## begin MATERIAL FOR THIS TASK

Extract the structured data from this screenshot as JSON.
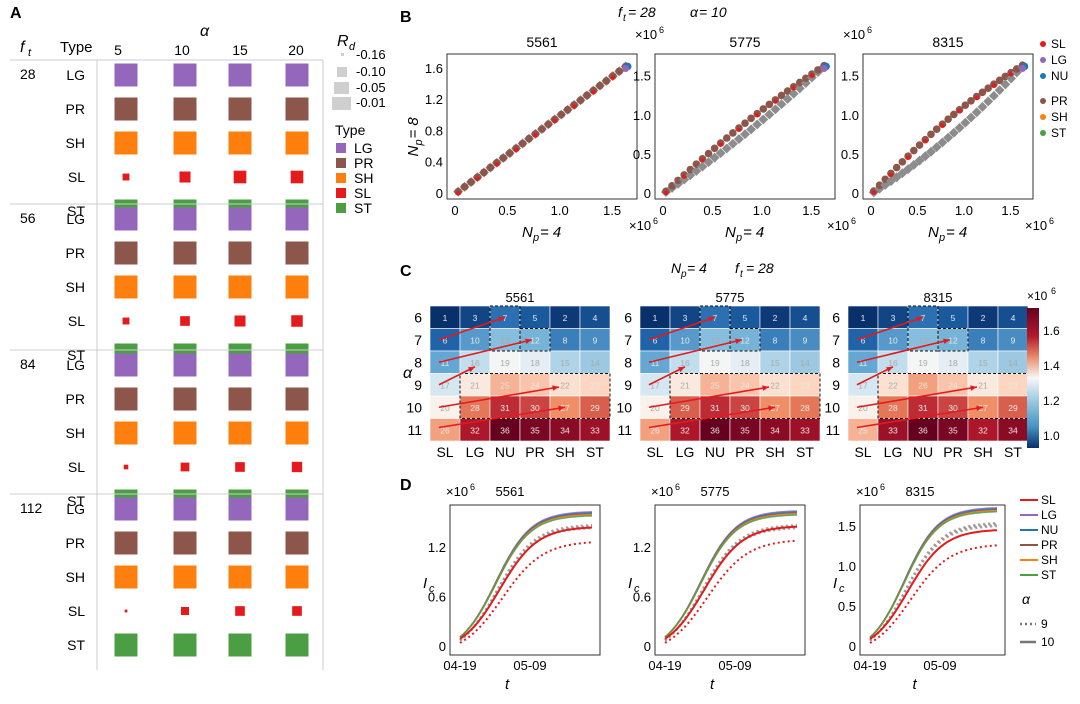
{
  "panel_labels": {
    "a": "A",
    "b": "B",
    "c": "C",
    "d": "D"
  },
  "colors": {
    "LG": "#9467bd",
    "PR": "#8c564b",
    "SH": "#ff7f0e",
    "SL": "#e41a1c",
    "ST": "#4c9e45",
    "NU": "#1f77b4",
    "grey": "#8c8c8c"
  },
  "panelA": {
    "row_header": "f",
    "row_header_sub": "t",
    "type_header": "Type",
    "alpha_header": "α",
    "alpha_values": [
      "5",
      "10",
      "15",
      "20"
    ],
    "rd_legend": {
      "title": "R",
      "title_sub": "d",
      "levels": [
        "-0.16",
        "-0.10",
        "-0.05",
        "-0.01"
      ]
    },
    "type_legend": {
      "title": "Type",
      "items": [
        "LG",
        "PR",
        "SH",
        "SL",
        "ST"
      ]
    },
    "groups": [
      {
        "ft": "28",
        "types": [
          "LG",
          "PR",
          "SH",
          "SL",
          "ST"
        ]
      },
      {
        "ft": "56",
        "types": [
          "LG",
          "PR",
          "SH",
          "SL",
          "ST"
        ]
      },
      {
        "ft": "84",
        "types": [
          "LG",
          "PR",
          "SH",
          "SL",
          "ST"
        ]
      },
      {
        "ft": "112",
        "types": [
          "LG",
          "PR",
          "SH",
          "SL",
          "ST"
        ]
      }
    ],
    "sl_sizes": [
      [
        0.3,
        0.48,
        0.55,
        0.55
      ],
      [
        0.3,
        0.42,
        0.48,
        0.5
      ],
      [
        0.2,
        0.38,
        0.42,
        0.45
      ],
      [
        0.12,
        0.35,
        0.42,
        0.42
      ]
    ]
  },
  "panelB": {
    "header": {
      "ft": "f",
      "ft_sub": "t",
      "ft_val": " = 28",
      "alpha": "α",
      "alpha_val": " = 10"
    },
    "x_label": {
      "main": "N",
      "sub": "p",
      "val": " = 4"
    },
    "y_label": {
      "main": "N",
      "sub": "p",
      "val": " = 8"
    },
    "mult": "×10",
    "mult_exp": "6",
    "legend": [
      "SL",
      "LG",
      "NU",
      "PR",
      "SH",
      "ST"
    ]
  },
  "panelC": {
    "header": {
      "np": "N",
      "np_sub": "p",
      "np_val": " = 4",
      "ft": "f",
      "ft_sub": "t",
      "ft_val": " = 28"
    },
    "alpha_label": "α",
    "colorbar": {
      "mult": "×10",
      "mult_exp": "6",
      "ticks": [
        "1.6",
        "1.4",
        "1.2",
        "1.0"
      ]
    }
  },
  "panelD": {
    "mult": "×10",
    "mult_exp": "6",
    "x_label": "t",
    "y_label": {
      "main": "I",
      "sub": "c"
    },
    "x_ticks": [
      "04-19",
      "05-09"
    ],
    "legend": [
      "SL",
      "LG",
      "NU",
      "PR",
      "SH",
      "ST"
    ],
    "alpha_legend": {
      "title": "α",
      "items": [
        "9",
        "10"
      ]
    }
  },
  "chart_data": [
    {
      "type": "scatter",
      "panel": "B",
      "subplots": [
        {
          "title": "5561",
          "xlabel": "Np = 4",
          "ylabel": "Np = 8",
          "x_ticks": [
            "0",
            "0.5",
            "1.0",
            "1.5"
          ],
          "y_ticks": [
            "0",
            "0.4",
            "0.8",
            "1.2",
            "1.6"
          ],
          "xlim": [
            0,
            1.7
          ],
          "ylim": [
            0,
            1.7
          ],
          "bend": [
            0,
            0.03
          ]
        },
        {
          "title": "5775",
          "xlabel": "Np = 4",
          "ylabel": "",
          "x_ticks": [
            "0",
            "0.5",
            "1.0",
            "1.5"
          ],
          "y_ticks": [
            "0",
            "0.5",
            "1.0",
            "1.5"
          ],
          "xlim": [
            0,
            1.7
          ],
          "ylim": [
            0,
            1.7
          ],
          "bend": [
            0.18,
            0.02
          ]
        },
        {
          "title": "8315",
          "xlabel": "Np = 4",
          "ylabel": "",
          "x_ticks": [
            "0",
            "0.5",
            "1.0",
            "1.5"
          ],
          "y_ticks": [
            "0",
            "0.5",
            "1.0",
            "1.5"
          ],
          "xlim": [
            0,
            1.7
          ],
          "ylim": [
            0,
            1.7
          ],
          "bend": [
            0.3,
            0.05
          ]
        }
      ]
    },
    {
      "type": "heatmap",
      "panel": "C",
      "x_categories": [
        "SL",
        "LG",
        "NU",
        "PR",
        "SH",
        "ST"
      ],
      "y_categories": [
        "6",
        "7",
        "8",
        "9",
        "10",
        "11"
      ],
      "subplots": [
        {
          "title": "5561",
          "ranks": [
            [
              1,
              3,
              7,
              5,
              2,
              4
            ],
            [
              6,
              10,
              13,
              12,
              8,
              9
            ],
            [
              11,
              16,
              19,
              18,
              15,
              14
            ],
            [
              17,
              21,
              25,
              24,
              22,
              23
            ],
            [
              20,
              28,
              31,
              30,
              27,
              29
            ],
            [
              26,
              32,
              36,
              35,
              34,
              33
            ]
          ]
        },
        {
          "title": "5775",
          "ranks": [
            [
              1,
              3,
              7,
              5,
              2,
              4
            ],
            [
              6,
              10,
              13,
              12,
              8,
              9
            ],
            [
              11,
              16,
              19,
              18,
              15,
              14
            ],
            [
              17,
              21,
              25,
              24,
              22,
              23
            ],
            [
              20,
              29,
              31,
              30,
              27,
              28
            ],
            [
              26,
              32,
              36,
              35,
              34,
              33
            ]
          ]
        },
        {
          "title": "8315",
          "ranks": [
            [
              1,
              3,
              7,
              5,
              2,
              4
            ],
            [
              6,
              10,
              13,
              12,
              8,
              9
            ],
            [
              11,
              16,
              19,
              18,
              15,
              14
            ],
            [
              17,
              22,
              26,
              24,
              21,
              23
            ],
            [
              20,
              28,
              31,
              30,
              27,
              29
            ],
            [
              25,
              33,
              36,
              35,
              32,
              34
            ]
          ]
        }
      ],
      "colorbar_range": [
        0.95,
        1.75
      ]
    },
    {
      "type": "line",
      "panel": "D",
      "subplots": [
        {
          "title": "5561",
          "y_ticks": [
            "0",
            "0.6",
            "1.2"
          ],
          "ylim": [
            0,
            1.65
          ],
          "top_solid": 1.52,
          "sl_solid": 1.35,
          "top_dot": 1.4,
          "sl_dot": 1.22
        },
        {
          "title": "5775",
          "y_ticks": [
            "0",
            "0.6",
            "1.2"
          ],
          "ylim": [
            0,
            1.65
          ],
          "top_solid": 1.53,
          "sl_solid": 1.36,
          "top_dot": 1.4,
          "sl_dot": 1.24
        },
        {
          "title": "8315",
          "y_ticks": [
            "0",
            "0.5",
            "1.0",
            "1.5"
          ],
          "ylim": [
            0,
            1.7
          ],
          "top_solid": 1.62,
          "sl_solid": 1.36,
          "top_dot": 1.47,
          "sl_dot": 1.22
        }
      ]
    }
  ]
}
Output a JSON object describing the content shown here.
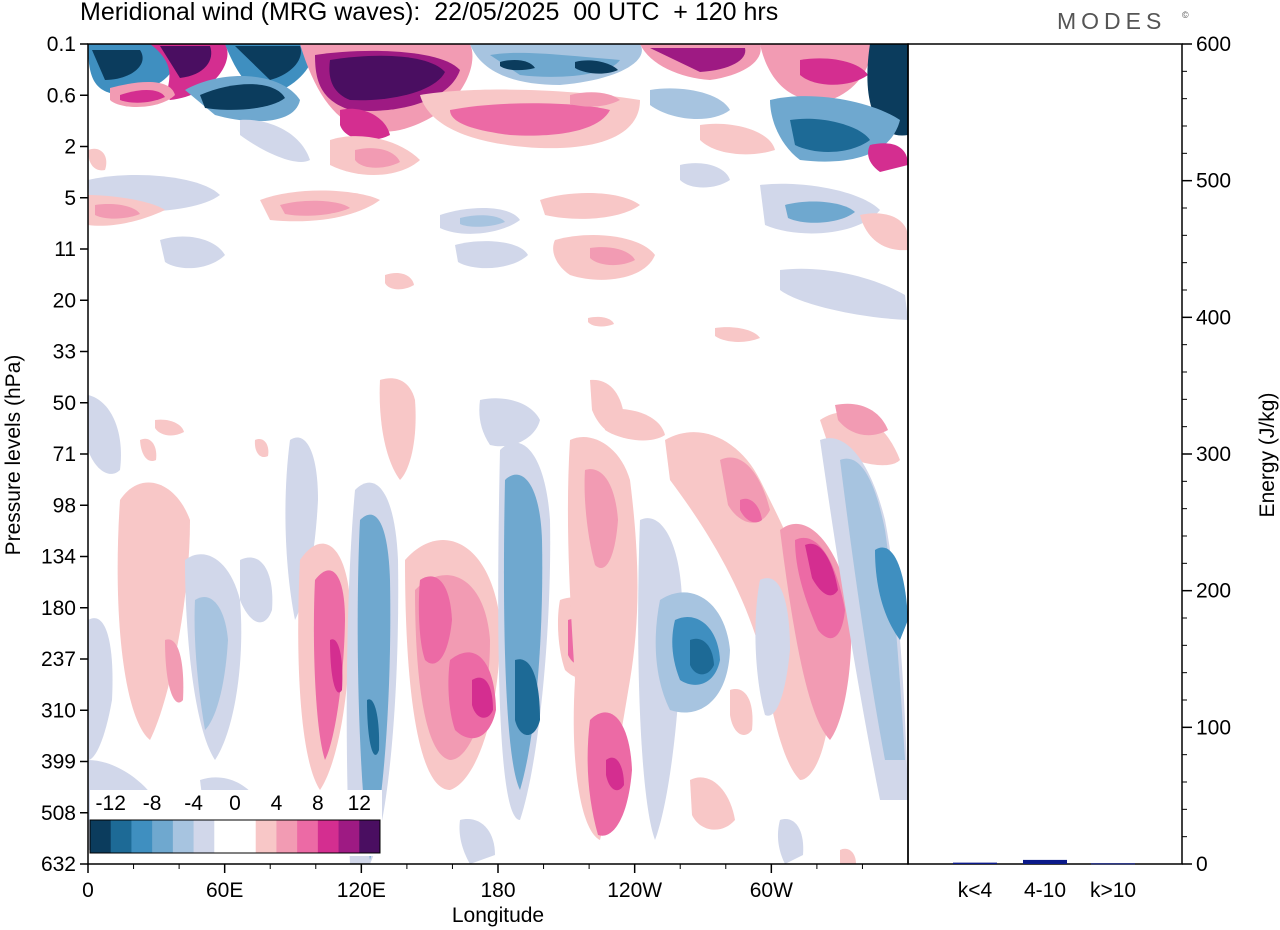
{
  "title": "Meridional wind (MRG waves):  22/05/2025  00 UTC  + 120 hrs",
  "logo": "MODES",
  "logo_mark": "©",
  "chart_data": [
    {
      "type": "heatmap",
      "title": "Meridional wind (MRG waves):  22/05/2025  00 UTC  + 120 hrs",
      "xlabel": "Longitude",
      "ylabel": "Pressure levels (hPa)",
      "x_ticks": [
        "0",
        "60E",
        "120E",
        "180",
        "120W",
        "60W"
      ],
      "y_ticks": [
        "0.1",
        "0.6",
        "2",
        "5",
        "11",
        "20",
        "33",
        "50",
        "71",
        "98",
        "134",
        "180",
        "237",
        "310",
        "399",
        "508",
        "632"
      ],
      "colorbar_labels": [
        "-12",
        "-8",
        "-4",
        "0",
        "4",
        "8",
        "12"
      ],
      "colorbar_colors": [
        "#0b3c5d",
        "#1d6a96",
        "#3f8fc0",
        "#6fa8cf",
        "#a7c4e0",
        "#d1d7ea",
        "#ffffff",
        "#ffffff",
        "#f8c7c7",
        "#f29bb3",
        "#ec6aa5",
        "#d42e90",
        "#9e1a83",
        "#4a0e61"
      ]
    },
    {
      "type": "bar",
      "categories": [
        "k<4",
        "4-10",
        "k>10"
      ],
      "values": [
        1,
        3,
        0.5
      ],
      "ylabel": "Energy (J/kg)",
      "ylim": [
        0,
        600
      ],
      "y_ticks": [
        "0",
        "100",
        "200",
        "300",
        "400",
        "500",
        "600"
      ],
      "bar_color": "#0b1a8a"
    }
  ]
}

## end MATERIAL FOR THIS TASK

▸ WHAT IS EXPECTED
Each line from the one that contains "Output a JSON" to the end of the listing must be quoted exactly; no other line and no picture belongs in the copy.

▸ THE COMPLETED TASK
Output a JSON object describing the content shown here.
{
  "title": "Meridional wind (MRG waves):  22/05/2025  00 UTC  + 120 hrs",
  "logo": "MODES",
  "logo_mark": "©",
  "chart_data": [
    {
      "type": "heatmap",
      "title": "Meridional wind (MRG waves):  22/05/2025  00 UTC  + 120 hrs",
      "xlabel": "Longitude",
      "ylabel": "Pressure levels (hPa)",
      "x_ticks": [
        "0",
        "60E",
        "120E",
        "180",
        "120W",
        "60W"
      ],
      "y_ticks": [
        "0.1",
        "0.6",
        "2",
        "5",
        "11",
        "20",
        "33",
        "50",
        "71",
        "98",
        "134",
        "180",
        "237",
        "310",
        "399",
        "508",
        "632"
      ],
      "colorbar_labels": [
        "-12",
        "-8",
        "-4",
        "0",
        "4",
        "8",
        "12"
      ],
      "colorbar_colors": [
        "#0b3c5d",
        "#1d6a96",
        "#3f8fc0",
        "#6fa8cf",
        "#a7c4e0",
        "#d1d7ea",
        "#ffffff",
        "#ffffff",
        "#f8c7c7",
        "#f29bb3",
        "#ec6aa5",
        "#d42e90",
        "#9e1a83",
        "#4a0e61"
      ]
    },
    {
      "type": "bar",
      "categories": [
        "k<4",
        "4-10",
        "k>10"
      ],
      "values": [
        1,
        3,
        0.5
      ],
      "ylabel": "Energy (J/kg)",
      "ylim": [
        0,
        600
      ],
      "y_ticks": [
        "0",
        "100",
        "200",
        "300",
        "400",
        "500",
        "600"
      ],
      "bar_color": "#0b1a8a"
    }
  ]
}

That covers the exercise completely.